What is required: The data must be returned in full and exactly as given.

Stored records
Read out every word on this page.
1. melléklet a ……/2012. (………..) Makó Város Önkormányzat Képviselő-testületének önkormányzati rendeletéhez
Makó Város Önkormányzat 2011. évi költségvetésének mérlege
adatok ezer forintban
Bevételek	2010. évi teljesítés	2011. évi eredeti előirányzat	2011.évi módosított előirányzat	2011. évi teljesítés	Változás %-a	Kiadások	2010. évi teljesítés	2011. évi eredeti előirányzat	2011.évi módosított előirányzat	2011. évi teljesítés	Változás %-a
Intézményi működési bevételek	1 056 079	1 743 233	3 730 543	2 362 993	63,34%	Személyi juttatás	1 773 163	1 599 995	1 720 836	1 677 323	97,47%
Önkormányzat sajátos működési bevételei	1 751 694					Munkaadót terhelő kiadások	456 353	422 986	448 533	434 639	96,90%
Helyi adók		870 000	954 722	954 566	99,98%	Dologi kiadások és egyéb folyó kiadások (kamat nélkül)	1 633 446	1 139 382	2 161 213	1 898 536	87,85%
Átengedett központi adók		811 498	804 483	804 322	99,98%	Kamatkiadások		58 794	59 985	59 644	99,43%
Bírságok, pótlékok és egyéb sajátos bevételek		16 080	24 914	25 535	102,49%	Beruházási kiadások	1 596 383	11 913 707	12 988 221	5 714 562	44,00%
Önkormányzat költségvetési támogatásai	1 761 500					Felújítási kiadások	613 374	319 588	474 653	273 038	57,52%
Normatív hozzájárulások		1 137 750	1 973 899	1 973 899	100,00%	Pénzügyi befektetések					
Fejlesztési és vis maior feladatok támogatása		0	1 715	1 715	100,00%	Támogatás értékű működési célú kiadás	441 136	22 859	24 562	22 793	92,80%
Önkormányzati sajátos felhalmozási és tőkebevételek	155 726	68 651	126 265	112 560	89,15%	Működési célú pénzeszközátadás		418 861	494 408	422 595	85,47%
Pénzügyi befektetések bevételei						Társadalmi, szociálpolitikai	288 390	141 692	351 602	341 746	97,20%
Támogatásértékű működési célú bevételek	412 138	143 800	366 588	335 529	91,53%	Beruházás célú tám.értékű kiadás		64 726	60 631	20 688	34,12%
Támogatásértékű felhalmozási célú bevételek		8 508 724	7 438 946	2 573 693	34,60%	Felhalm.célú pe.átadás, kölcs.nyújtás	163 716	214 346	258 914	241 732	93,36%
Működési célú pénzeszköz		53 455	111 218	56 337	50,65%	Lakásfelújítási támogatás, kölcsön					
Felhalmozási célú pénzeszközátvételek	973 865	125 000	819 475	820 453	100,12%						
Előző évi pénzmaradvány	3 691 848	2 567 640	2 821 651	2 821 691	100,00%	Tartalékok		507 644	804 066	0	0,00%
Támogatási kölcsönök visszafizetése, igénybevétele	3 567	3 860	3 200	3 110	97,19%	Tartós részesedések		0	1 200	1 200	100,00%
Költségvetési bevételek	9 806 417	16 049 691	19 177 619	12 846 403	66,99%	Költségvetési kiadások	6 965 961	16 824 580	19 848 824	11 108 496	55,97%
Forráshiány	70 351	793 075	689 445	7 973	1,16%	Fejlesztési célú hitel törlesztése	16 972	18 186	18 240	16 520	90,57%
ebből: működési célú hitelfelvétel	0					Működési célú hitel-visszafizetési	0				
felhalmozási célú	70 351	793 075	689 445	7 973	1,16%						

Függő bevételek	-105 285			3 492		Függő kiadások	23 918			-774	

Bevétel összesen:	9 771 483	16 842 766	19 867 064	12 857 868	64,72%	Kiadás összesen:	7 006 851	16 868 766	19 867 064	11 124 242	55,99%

Result of the exercise:
Read out every word on this page.
1. melléklet a ……/2012. (………..) Makó Város Önkormányzat Képviselő-testületének önkormányzati rendeletéhez
Makó Város Önkormányzat 2011. évi költségvetésének mérlege
adatok ezer forintban
Bevételek	2010. évi teljesítés	2011. évi eredeti előirányzat	2011.évi módosított előirányzat	2011. évi teljesítés	Változás %-a	Kiadások	2010. évi teljesítés	2011. évi eredeti előirányzat	2011.évi módosított előirányzat	2011. évi teljesítés	Változás %-a
Intézményi működési bevételek	1 056 079	1 743 233	3 730 543	2 362 993	63,34%	Személyi juttatás	1 773 163	1 599 995	1 720 836	1 677 323	97,47%
Önkormányzat sajátos működési bevételei	1 751 694					Munkaadót terhelő kiadások	456 353	422 986	448 533	434 639	96,90%
Helyi adók		870 000	954 722	954 566	99,98%	Dologi kiadások és egyéb folyó kiadások (kamat nélkül)	1 633 446	1 139 382	2 161 213	1 898 536	87,85%
Átengedett központi adók		811 498	804 483	804 322	99,98%	Kamatkiadások		58 794	59 985	59 644	99,43%
Bírságok, pótlékok és egyéb sajátos bevételek		16 080	24 914	25 535	102,49%	Beruházási kiadások	1 596 383	11 913 707	12 988 221	5 714 562	44,00%
Önkormányzat költségvetési támogatásai	1 761 500					Felújítási kiadások	613 374	319 588	474 653	273 038	57,52%
Normatív hozzájárulások		1 137 750	1 973 899	1 973 899	100,00%	Pénzügyi befektetések					
Fejlesztési és vis maior feladatok támogatása		0	1 715	1 715	100,00%	Támogatás értékű működési célú kiadás	441 136	22 859	24 562	22 793	92,80%
Önkormányzati sajátos felhalmozási és tőkebevételek	155 726	68 651	126 265	112 560	89,15%	Működési célú pénzeszközátadás		418 861	494 408	422 595	85,47%
Pénzügyi befektetések bevételei						Társadalmi, szociálpolitikai	288 390	141 692	351 602	341 746	97,20%
Támogatásértékű működési célú bevételek	412 138	143 800	366 588	335 529	91,53%	Beruházás célú tám.értékű kiadás		64 726	60 631	20 688	34,12%
Támogatásértékű felhalmozási célú bevételek		8 508 724	7 438 946	2 573 693	34,60%	Felhalm.célú pe.átadás, kölcs.nyújtás	163 716	214 346	258 914	241 732	93,36%
Működési célú pénzeszköz		53 455	111 218	56 337	50,65%	Lakásfelújítási támogatás, kölcsön					
Felhalmozási célú pénzeszközátvételek	973 865	125 000	819 475	820 453	100,12%						
Előző évi pénzmaradvány	3 691 848	2 567 640	2 821 651	2 821 691	100,00%	Tartalékok		507 644	804 066	0	0,00%
Támogatási kölcsönök visszafizetése, igénybevétele	3 567	3 860	3 200	3 110	97,19%	Tartós részesedések		0	1 200	1 200	100,00%
Költségvetési bevételek	9 806 417	16 049 691	19 177 619	12 846 403	66,99%	Költségvetési kiadások	6 965 961	16 824 580	19 848 824	11 108 496	55,97%
Forráshiány	70 351	793 075	689 445	7 973	1,16%	Fejlesztési célú hitel törlesztése	16 972	18 186	18 240	16 520	90,57%
ebből: működési célú hitelfelvétel	0					Működési célú hitel-visszafizetési	0				
felhalmozási célú	70 351	793 075	689 445	7 973	1,16%						

Függő bevételek	-105 285			3 492		Függő kiadások	23 918			-774	

Bevétel összesen:	9 771 483	16 842 766	19 867 064	12 857 868	64,72%	Kiadás összesen:	7 006 851	16 868 766	19 867 064	11 124 242	55,99%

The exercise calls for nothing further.